_Work to be completed_:
Each line from the one that contains "OCR this image." to the end of the material must be set down exactly, and no line before it.

_Collected data_:
☆ ☆ ☆

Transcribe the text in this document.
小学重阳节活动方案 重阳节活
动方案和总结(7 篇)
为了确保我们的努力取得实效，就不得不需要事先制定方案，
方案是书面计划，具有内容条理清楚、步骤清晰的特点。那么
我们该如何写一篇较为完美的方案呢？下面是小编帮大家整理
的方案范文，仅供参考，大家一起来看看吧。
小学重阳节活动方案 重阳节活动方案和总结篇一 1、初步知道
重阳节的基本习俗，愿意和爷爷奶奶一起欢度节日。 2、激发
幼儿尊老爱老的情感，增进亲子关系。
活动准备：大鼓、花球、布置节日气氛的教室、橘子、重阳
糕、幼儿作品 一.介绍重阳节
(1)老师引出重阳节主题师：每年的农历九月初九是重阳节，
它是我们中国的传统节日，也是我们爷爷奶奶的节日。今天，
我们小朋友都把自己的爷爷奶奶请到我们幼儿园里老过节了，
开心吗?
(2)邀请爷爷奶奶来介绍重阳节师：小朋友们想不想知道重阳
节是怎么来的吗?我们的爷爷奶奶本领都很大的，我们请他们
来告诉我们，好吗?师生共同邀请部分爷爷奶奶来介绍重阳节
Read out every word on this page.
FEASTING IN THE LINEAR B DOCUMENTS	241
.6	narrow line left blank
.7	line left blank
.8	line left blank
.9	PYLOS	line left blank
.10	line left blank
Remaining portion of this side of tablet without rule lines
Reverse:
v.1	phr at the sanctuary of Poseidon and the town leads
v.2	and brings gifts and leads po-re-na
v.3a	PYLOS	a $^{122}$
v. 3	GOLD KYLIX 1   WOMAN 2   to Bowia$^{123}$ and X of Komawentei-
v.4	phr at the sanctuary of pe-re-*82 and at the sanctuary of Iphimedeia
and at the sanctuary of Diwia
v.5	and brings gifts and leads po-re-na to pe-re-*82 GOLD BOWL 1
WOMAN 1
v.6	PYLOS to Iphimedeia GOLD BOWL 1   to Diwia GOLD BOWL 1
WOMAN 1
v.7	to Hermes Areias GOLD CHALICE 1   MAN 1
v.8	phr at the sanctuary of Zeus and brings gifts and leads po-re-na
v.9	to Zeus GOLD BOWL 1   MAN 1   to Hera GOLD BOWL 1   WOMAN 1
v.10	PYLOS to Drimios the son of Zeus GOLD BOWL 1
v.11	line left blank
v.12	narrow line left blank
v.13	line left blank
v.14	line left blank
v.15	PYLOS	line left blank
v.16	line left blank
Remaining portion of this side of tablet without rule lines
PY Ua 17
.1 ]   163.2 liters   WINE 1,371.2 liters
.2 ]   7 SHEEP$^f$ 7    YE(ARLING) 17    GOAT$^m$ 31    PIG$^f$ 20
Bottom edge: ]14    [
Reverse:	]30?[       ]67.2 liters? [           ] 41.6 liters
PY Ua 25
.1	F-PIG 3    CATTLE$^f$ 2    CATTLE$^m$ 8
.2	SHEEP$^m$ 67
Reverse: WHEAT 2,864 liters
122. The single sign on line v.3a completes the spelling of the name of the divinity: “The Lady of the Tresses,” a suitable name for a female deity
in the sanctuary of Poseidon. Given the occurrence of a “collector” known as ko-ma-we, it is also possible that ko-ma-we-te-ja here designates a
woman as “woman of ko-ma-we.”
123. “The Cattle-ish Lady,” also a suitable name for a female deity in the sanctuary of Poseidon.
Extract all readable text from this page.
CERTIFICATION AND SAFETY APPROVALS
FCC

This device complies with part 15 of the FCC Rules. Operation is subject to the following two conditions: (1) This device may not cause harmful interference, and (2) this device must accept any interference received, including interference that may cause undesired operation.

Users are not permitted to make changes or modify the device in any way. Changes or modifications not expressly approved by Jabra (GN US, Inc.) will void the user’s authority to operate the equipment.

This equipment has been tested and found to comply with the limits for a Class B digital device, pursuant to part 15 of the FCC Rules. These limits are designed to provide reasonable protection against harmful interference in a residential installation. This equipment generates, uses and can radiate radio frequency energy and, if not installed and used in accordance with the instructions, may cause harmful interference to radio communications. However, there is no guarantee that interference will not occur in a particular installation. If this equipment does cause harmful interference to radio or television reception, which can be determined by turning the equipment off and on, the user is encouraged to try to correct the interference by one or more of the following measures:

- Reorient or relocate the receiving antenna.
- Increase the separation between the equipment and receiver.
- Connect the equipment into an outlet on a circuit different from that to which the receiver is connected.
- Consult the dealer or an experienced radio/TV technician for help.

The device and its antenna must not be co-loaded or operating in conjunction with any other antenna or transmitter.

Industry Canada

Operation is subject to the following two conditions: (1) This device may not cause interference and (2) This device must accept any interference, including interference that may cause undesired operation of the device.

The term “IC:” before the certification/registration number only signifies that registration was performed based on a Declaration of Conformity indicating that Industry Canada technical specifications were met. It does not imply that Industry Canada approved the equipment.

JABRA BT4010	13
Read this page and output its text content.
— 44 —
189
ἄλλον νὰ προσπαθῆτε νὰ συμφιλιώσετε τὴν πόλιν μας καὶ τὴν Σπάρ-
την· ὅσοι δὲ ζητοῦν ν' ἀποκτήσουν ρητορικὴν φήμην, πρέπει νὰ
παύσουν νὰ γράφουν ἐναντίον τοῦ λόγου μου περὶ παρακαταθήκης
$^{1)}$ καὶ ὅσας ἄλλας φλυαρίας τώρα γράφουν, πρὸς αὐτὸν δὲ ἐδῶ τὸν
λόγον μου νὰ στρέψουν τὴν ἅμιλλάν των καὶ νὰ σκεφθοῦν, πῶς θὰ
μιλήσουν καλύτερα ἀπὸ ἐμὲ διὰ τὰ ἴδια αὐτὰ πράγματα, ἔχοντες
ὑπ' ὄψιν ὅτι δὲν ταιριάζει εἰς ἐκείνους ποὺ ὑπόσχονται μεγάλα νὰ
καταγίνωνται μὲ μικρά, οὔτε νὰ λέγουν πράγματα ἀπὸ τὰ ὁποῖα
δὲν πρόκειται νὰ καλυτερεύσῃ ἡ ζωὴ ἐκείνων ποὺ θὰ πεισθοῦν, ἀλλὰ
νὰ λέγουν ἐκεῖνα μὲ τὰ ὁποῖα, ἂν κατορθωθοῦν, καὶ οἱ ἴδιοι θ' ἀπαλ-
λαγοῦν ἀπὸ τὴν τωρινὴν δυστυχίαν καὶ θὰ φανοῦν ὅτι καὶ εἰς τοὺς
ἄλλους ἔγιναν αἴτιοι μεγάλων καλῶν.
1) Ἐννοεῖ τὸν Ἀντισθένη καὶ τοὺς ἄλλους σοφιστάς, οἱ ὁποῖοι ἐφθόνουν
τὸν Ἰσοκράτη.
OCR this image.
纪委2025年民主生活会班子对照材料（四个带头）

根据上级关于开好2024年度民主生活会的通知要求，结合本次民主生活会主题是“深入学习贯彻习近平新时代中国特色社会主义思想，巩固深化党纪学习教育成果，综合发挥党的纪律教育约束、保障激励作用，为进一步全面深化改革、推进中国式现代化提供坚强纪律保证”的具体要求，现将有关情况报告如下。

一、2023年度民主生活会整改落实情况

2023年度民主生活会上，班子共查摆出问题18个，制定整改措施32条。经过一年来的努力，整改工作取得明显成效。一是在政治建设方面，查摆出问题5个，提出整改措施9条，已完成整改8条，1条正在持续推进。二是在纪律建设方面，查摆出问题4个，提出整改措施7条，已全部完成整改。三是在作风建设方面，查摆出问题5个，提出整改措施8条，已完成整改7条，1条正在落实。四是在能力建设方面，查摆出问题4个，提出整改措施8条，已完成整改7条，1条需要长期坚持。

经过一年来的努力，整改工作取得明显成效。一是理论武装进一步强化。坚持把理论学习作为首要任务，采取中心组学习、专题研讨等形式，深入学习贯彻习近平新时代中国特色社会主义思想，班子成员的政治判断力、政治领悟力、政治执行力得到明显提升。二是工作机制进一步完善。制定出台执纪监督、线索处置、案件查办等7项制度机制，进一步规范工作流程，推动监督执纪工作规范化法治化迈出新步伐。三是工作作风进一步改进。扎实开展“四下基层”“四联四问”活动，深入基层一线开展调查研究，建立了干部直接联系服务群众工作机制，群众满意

☆ ☆ ☆

_Correct response_:
OCR this image.
纪委2025年民主生活会班子对照材料（四个带头）

根据上级关于开好2024年度民主生活会的通知要求，结合本次民主生活会主题是“深入学习贯彻习近平新时代中国特色社会主义思想，巩固深化党纪学习教育成果，综合发挥党的纪律教育约束、保障激励作用，为进一步全面深化改革、推进中国式现代化提供坚强纪律保证”的具体要求，现将有关情况报告如下。

一、2023年度民主生活会整改落实情况

2023年度民主生活会上，班子共查摆出问题18个，制定整改措施32条。经过一年来的努力，整改工作取得明显成效。一是在政治建设方面，查摆出问题5个，提出整改措施9条，已完成整改8条，1条正在持续推进。二是在纪律建设方面，查摆出问题4个，提出整改措施7条，已全部完成整改。三是在作风建设方面，查摆出问题5个，提出整改措施8条，已完成整改7条，1条正在落实。四是在能力建设方面，查摆出问题4个，提出整改措施8条，已完成整改7条，1条需要长期坚持。

经过一年来的努力，整改工作取得明显成效。一是理论武装进一步强化。坚持把理论学习作为首要任务，采取中心组学习、专题研讨等形式，深入学习贯彻习近平新时代中国特色社会主义思想，班子成员的政治判断力、政治领悟力、政治执行力得到明显提升。二是工作机制进一步完善。制定出台执纪监督、线索处置、案件查办等7项制度机制，进一步规范工作流程，推动监督执纪工作规范化法治化迈出新步伐。三是工作作风进一步改进。扎实开展“四下基层”“四联四问”活动，深入基层一线开展调查研究，建立了干部直接联系服务群众工作机制，群众满意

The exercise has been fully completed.